**What the task asks:**
Output every record below exactly as it appears.

**Rows:**
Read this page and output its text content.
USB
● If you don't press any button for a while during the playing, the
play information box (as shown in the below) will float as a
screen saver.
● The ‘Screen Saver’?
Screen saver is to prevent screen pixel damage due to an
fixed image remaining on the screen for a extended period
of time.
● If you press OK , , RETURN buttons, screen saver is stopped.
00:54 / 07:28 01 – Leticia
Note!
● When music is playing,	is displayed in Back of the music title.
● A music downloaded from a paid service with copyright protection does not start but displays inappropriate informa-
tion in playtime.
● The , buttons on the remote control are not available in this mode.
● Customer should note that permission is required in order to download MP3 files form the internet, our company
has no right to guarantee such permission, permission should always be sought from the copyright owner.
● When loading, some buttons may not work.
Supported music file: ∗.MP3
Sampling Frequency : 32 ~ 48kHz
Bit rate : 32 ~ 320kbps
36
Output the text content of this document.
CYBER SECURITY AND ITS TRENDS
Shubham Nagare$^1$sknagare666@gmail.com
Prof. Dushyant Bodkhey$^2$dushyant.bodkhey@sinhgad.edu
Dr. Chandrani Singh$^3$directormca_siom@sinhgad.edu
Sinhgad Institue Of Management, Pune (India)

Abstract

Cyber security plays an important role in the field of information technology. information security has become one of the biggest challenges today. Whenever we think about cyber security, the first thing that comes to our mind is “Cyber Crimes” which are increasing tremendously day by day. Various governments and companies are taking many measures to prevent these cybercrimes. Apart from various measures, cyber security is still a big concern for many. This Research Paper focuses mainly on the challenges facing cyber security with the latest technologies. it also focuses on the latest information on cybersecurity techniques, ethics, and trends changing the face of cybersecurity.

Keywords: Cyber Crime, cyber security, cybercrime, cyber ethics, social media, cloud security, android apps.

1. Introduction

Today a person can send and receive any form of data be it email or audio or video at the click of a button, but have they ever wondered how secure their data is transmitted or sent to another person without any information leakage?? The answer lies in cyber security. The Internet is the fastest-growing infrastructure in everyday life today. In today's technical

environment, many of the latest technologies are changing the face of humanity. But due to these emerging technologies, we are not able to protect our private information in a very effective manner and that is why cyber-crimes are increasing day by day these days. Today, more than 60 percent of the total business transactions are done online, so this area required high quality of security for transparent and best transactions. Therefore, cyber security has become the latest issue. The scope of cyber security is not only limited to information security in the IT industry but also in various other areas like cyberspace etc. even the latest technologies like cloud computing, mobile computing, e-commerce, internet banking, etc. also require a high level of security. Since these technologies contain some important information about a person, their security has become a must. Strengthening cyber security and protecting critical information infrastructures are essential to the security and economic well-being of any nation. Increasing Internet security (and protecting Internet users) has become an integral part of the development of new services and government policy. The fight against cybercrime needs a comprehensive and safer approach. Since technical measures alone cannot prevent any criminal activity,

**Full answer:**
Read this page and output its text content.
USB
● If you don't press any button for a while during the playing, the
play information box (as shown in the below) will float as a
screen saver.
● The ‘Screen Saver’?
Screen saver is to prevent screen pixel damage due to an
fixed image remaining on the screen for a extended period
of time.
● If you press OK , , RETURN buttons, screen saver is stopped.
00:54 / 07:28 01 – Leticia
Note!
● When music is playing,	is displayed in Back of the music title.
● A music downloaded from a paid service with copyright protection does not start but displays inappropriate informa-
tion in playtime.
● The , buttons on the remote control are not available in this mode.
● Customer should note that permission is required in order to download MP3 files form the internet, our company
has no right to guarantee such permission, permission should always be sought from the copyright owner.
● When loading, some buttons may not work.
Supported music file: ∗.MP3
Sampling Frequency : 32 ~ 48kHz
Bit rate : 32 ~ 320kbps
36
Output the text content of this document.
CYBER SECURITY AND ITS TRENDS
Shubham Nagare$^1$sknagare666@gmail.com
Prof. Dushyant Bodkhey$^2$dushyant.bodkhey@sinhgad.edu
Dr. Chandrani Singh$^3$directormca_siom@sinhgad.edu
Sinhgad Institue Of Management, Pune (India)

Abstract

Cyber security plays an important role in the field of information technology. information security has become one of the biggest challenges today. Whenever we think about cyber security, the first thing that comes to our mind is “Cyber Crimes” which are increasing tremendously day by day. Various governments and companies are taking many measures to prevent these cybercrimes. Apart from various measures, cyber security is still a big concern for many. This Research Paper focuses mainly on the challenges facing cyber security with the latest technologies. it also focuses on the latest information on cybersecurity techniques, ethics, and trends changing the face of cybersecurity.

Keywords: Cyber Crime, cyber security, cybercrime, cyber ethics, social media, cloud security, android apps.

1. Introduction

Today a person can send and receive any form of data be it email or audio or video at the click of a button, but have they ever wondered how secure their data is transmitted or sent to another person without any information leakage?? The answer lies in cyber security. The Internet is the fastest-growing infrastructure in everyday life today. In today's technical

environment, many of the latest technologies are changing the face of humanity. But due to these emerging technologies, we are not able to protect our private information in a very effective manner and that is why cyber-crimes are increasing day by day these days. Today, more than 60 percent of the total business transactions are done online, so this area required high quality of security for transparent and best transactions. Therefore, cyber security has become the latest issue. The scope of cyber security is not only limited to information security in the IT industry but also in various other areas like cyberspace etc. even the latest technologies like cloud computing, mobile computing, e-commerce, internet banking, etc. also require a high level of security. Since these technologies contain some important information about a person, their security has become a must. Strengthening cyber security and protecting critical information infrastructures are essential to the security and economic well-being of any nation. Increasing Internet security (and protecting Internet users) has become an integral part of the development of new services and government policy. The fight against cybercrime needs a comprehensive and safer approach. Since technical measures alone cannot prevent any criminal activity,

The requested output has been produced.